(Entries provided):

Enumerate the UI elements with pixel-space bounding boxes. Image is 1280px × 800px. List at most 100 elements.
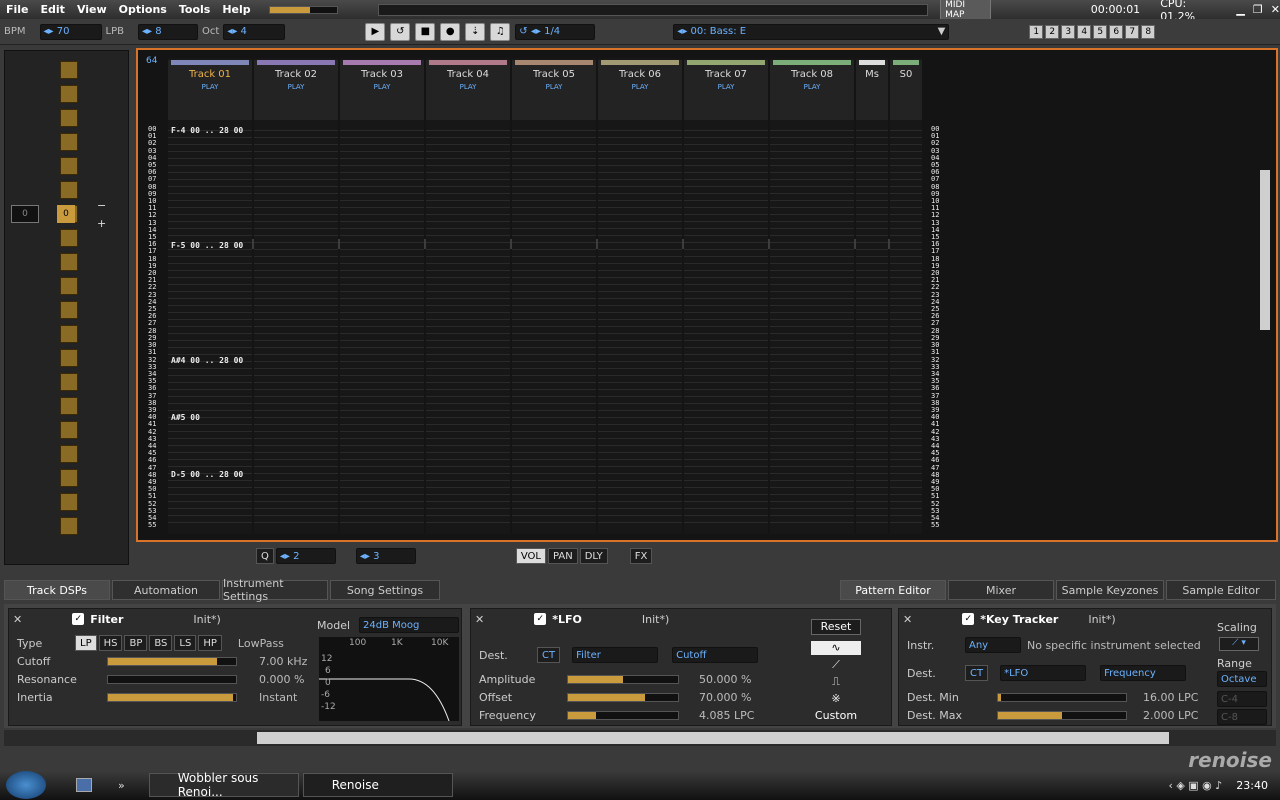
dest-ct[interactable]: CT: [537, 647, 561, 663]
show-desktop-icon[interactable]: [76, 778, 92, 792]
saw-wave-icon[interactable]: ⟋: [811, 658, 861, 672]
dest-min-slider[interactable]: [997, 693, 1127, 702]
pattern-length[interactable]: 64: [146, 56, 157, 66]
tab-mixer[interactable]: Mixer: [948, 580, 1054, 600]
range-select[interactable]: Octave: [1217, 671, 1267, 687]
track-play[interactable]: PLAY: [770, 83, 854, 91]
instrument-select[interactable]: ◂▸ 00: Bass: E ▼: [673, 23, 950, 40]
q-label[interactable]: Q: [256, 548, 274, 564]
chevron-right-icon[interactable]: »: [118, 779, 125, 792]
horizontal-scrollbar[interactable]: [4, 730, 1276, 746]
enable-checkbox[interactable]: ✓: [72, 613, 85, 625]
instr-field[interactable]: Any: [965, 637, 1021, 653]
scaling-curve-select[interactable]: ⟋ ▾: [1219, 637, 1259, 651]
model-select[interactable]: 24dB Moog: [359, 617, 459, 633]
menu-edit[interactable]: Edit: [35, 3, 71, 16]
record-button[interactable]: ●: [440, 22, 461, 41]
track-name[interactable]: Track 05: [512, 69, 596, 80]
filter-type-lp[interactable]: LP: [75, 635, 97, 651]
custom-button[interactable]: Custom: [811, 709, 861, 723]
master-track[interactable]: Ms: [856, 58, 888, 534]
master-volume-slider[interactable]: [268, 5, 339, 14]
track-play[interactable]: PLAY: [254, 83, 338, 91]
track-play[interactable]: PLAY: [598, 83, 682, 91]
menu-help[interactable]: Help: [216, 3, 256, 16]
tab-pattern-editor[interactable]: Pattern Editor: [840, 580, 946, 600]
amplitude-slider[interactable]: [567, 675, 679, 684]
track-name[interactable]: Track 03: [340, 69, 424, 80]
enable-checkbox[interactable]: ✓: [962, 613, 975, 625]
send-track-name[interactable]: S0: [890, 69, 922, 80]
track-name[interactable]: Track 01: [168, 69, 252, 80]
track-column[interactable]: Track 04 PLAY: [426, 58, 510, 534]
filter-type-hs[interactable]: HS: [98, 635, 123, 651]
tab-instrument-settings[interactable]: Instrument Settings: [222, 577, 328, 603]
track-column[interactable]: Track 03 PLAY: [340, 58, 424, 534]
page-button-5[interactable]: 5: [1093, 24, 1108, 39]
follow-button[interactable]: ⇣: [465, 22, 486, 41]
dest-ct[interactable]: CT: [965, 665, 989, 681]
track-column[interactable]: Track 07 PLAY: [684, 58, 768, 534]
track-name[interactable]: Track 08: [770, 69, 854, 80]
edit-step-field[interactable]: ◂▸ 3: [355, 548, 416, 564]
tab-sample-editor[interactable]: Sample Editor: [1166, 580, 1276, 600]
tray-icons[interactable]: ‹ ◈ ▣ ◉ ♪: [1168, 779, 1222, 792]
dest-param-select[interactable]: Frequency: [1100, 665, 1187, 681]
page-button-3[interactable]: 3: [1061, 24, 1076, 39]
dly-toggle[interactable]: DLY: [579, 548, 608, 564]
close-icon[interactable]: ✕: [475, 613, 484, 626]
lpb-field[interactable]: ◂▸ 8: [138, 23, 198, 40]
sequence-slots[interactable]: [60, 61, 82, 541]
track-column[interactable]: Track 05 PLAY: [512, 58, 596, 534]
start-button-icon[interactable]: [6, 771, 46, 799]
random-wave-icon[interactable]: ※: [811, 692, 861, 706]
plus-icon[interactable]: +: [97, 217, 106, 230]
menu-file[interactable]: File: [0, 3, 35, 16]
close-icon[interactable]: ✕: [1271, 3, 1280, 16]
track-play[interactable]: PLAY: [684, 83, 768, 91]
minus-icon[interactable]: −: [97, 199, 106, 212]
page-button-4[interactable]: 4: [1077, 24, 1092, 39]
sequence-value-field[interactable]: 0: [11, 205, 39, 223]
taskbar-item-firefox[interactable]: Wobbler sous Renoi...: [148, 771, 299, 799]
pattern-note[interactable]: D-5 00 .. 28 00: [171, 470, 243, 479]
preset-name[interactable]: Init*): [642, 613, 669, 626]
tab-song-settings[interactable]: Song Settings: [330, 580, 440, 600]
square-wave-icon[interactable]: ⎍: [811, 675, 861, 689]
tab-automation[interactable]: Automation: [112, 580, 220, 600]
loop-button[interactable]: ↺: [390, 22, 411, 41]
menu-options[interactable]: Options: [113, 3, 173, 16]
enable-checkbox[interactable]: ✓: [534, 613, 547, 625]
restore-icon[interactable]: ❐: [1253, 3, 1263, 16]
minimize-icon[interactable]: ▁: [1236, 3, 1244, 16]
pan-toggle[interactable]: PAN: [547, 548, 578, 564]
page-button-2[interactable]: 2: [1045, 24, 1060, 39]
scrollbar-thumb[interactable]: [257, 732, 1169, 744]
close-icon[interactable]: ✕: [13, 613, 22, 626]
step-field[interactable]: ↺ ◂▸ 1/4: [515, 23, 596, 40]
quantize-field[interactable]: ◂▸ 2: [275, 548, 336, 564]
track-name[interactable]: Track 02: [254, 69, 338, 80]
track-play[interactable]: PLAY: [512, 83, 596, 91]
track-play[interactable]: PLAY: [426, 83, 510, 91]
pattern-note[interactable]: F-5 00 .. 28 00: [171, 241, 243, 250]
preset-name[interactable]: Init*): [193, 613, 220, 626]
offset-slider[interactable]: [567, 693, 679, 702]
vol-toggle[interactable]: VOL: [515, 548, 546, 564]
range-low-field[interactable]: C-4: [1217, 691, 1267, 707]
filter-type-ls[interactable]: LS: [174, 635, 197, 651]
track-name[interactable]: Track 07: [684, 69, 768, 80]
reset-button[interactable]: Reset: [811, 619, 861, 635]
fx-toggle[interactable]: FX: [629, 548, 653, 564]
track-play[interactable]: PLAY: [340, 83, 424, 91]
page-button-6[interactable]: 6: [1109, 24, 1124, 39]
stop-button[interactable]: ■: [415, 22, 436, 41]
track-column[interactable]: Track 06 PLAY: [598, 58, 682, 534]
dest-device-select[interactable]: *LFO: [1000, 665, 1087, 681]
menu-view[interactable]: View: [71, 3, 113, 16]
track-play[interactable]: PLAY: [168, 83, 252, 91]
range-high-field[interactable]: C-8: [1217, 709, 1267, 725]
close-icon[interactable]: ✕: [903, 613, 912, 626]
dest-param-select[interactable]: Cutoff: [672, 647, 759, 663]
track-name[interactable]: Track 04: [426, 69, 510, 80]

(What the task asks):
Locate every line in the items above that contains the string "Init", treating uppercase and lowercase letters as different, and copy each of those lines.

(Exercise response):
preset-name[interactable]: Init*): [642, 613, 669, 626]
preset-name[interactable]: Init*): [193, 613, 220, 626]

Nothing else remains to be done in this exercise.